**OBJECTIVE:** Tally the lines containing "Coro" and report the number alone.

**MATERIAL TO PROCESS:**
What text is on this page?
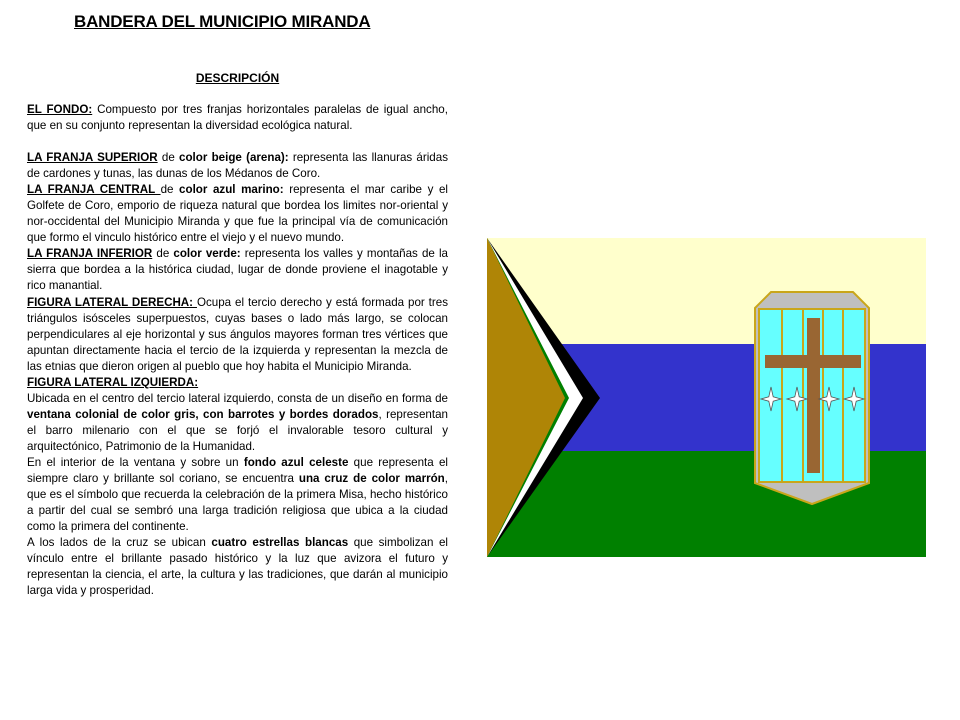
BANDERA DEL MUNICIPIO MIRANDA
DESCRIPCIÓN

EL FONDO: Compuesto por tres franjas horizontales paralelas de igual ancho, que en su conjunto representan la diversidad ecológica natural.

LA FRANJA SUPERIOR de color beige (arena): representa las llanuras áridas de cardones y tunas, las dunas de los Médanos de Coro.

LA FRANJA CENTRAL de color azul marino: representa el mar caribe y el Golfete de Coro, emporio de riqueza natural que bordea los limites nor-oriental y nor-occidental del Municipio Miranda y que fue la principal vía de comunicación que formo el vinculo histórico entre el viejo y el nuevo mundo.

LA FRANJA INFERIOR de color verde: representa los valles y montañas de la sierra que bordea a la histórica ciudad, lugar de donde proviene el inagotable y rico manantial.

FIGURA LATERAL DERECHA: Ocupa el tercio derecho y está formada por tres triángulos isósceles superpuestos, cuyas bases o lado más largo, se colocan perpendiculares al eje horizontal y sus ángulos mayores forman tres vértices que apuntan directamente hacia el tercio de la izquierda y representan la mezcla de las etnias que dieron origen al pueblo que hoy habita el Municipio Miranda.

FIGURA LATERAL IZQUIERDA:

Ubicada en el centro del tercio lateral izquierdo, consta de un diseño en forma de ventana colonial de color gris, con barrotes y bordes dorados, representan el barro milenario con el que se forjó el invalorable tesoro cultural y arquitectónico, Patrimonio de la Humanidad.

En el interior de la ventana y sobre un fondo azul celeste que representa el siempre claro y brillante sol coriano, se encuentra una cruz de color marrón, que es el símbolo que recuerda la celebración de la primera Misa, hecho histórico a partir del cual se sembró una larga tradición religiosa que ubica a la ciudad como la primera del continente.

A los lados de la cruz se ubican cuatro estrellas blancas que simbolizan el vínculo entre el brillante pasado histórico y la luz que avizora el futuro y representan la ciencia, el arte, la cultura y las tradiciones, que darán al municipio larga vida y prosperidad.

**ANSWER BELOW:** 2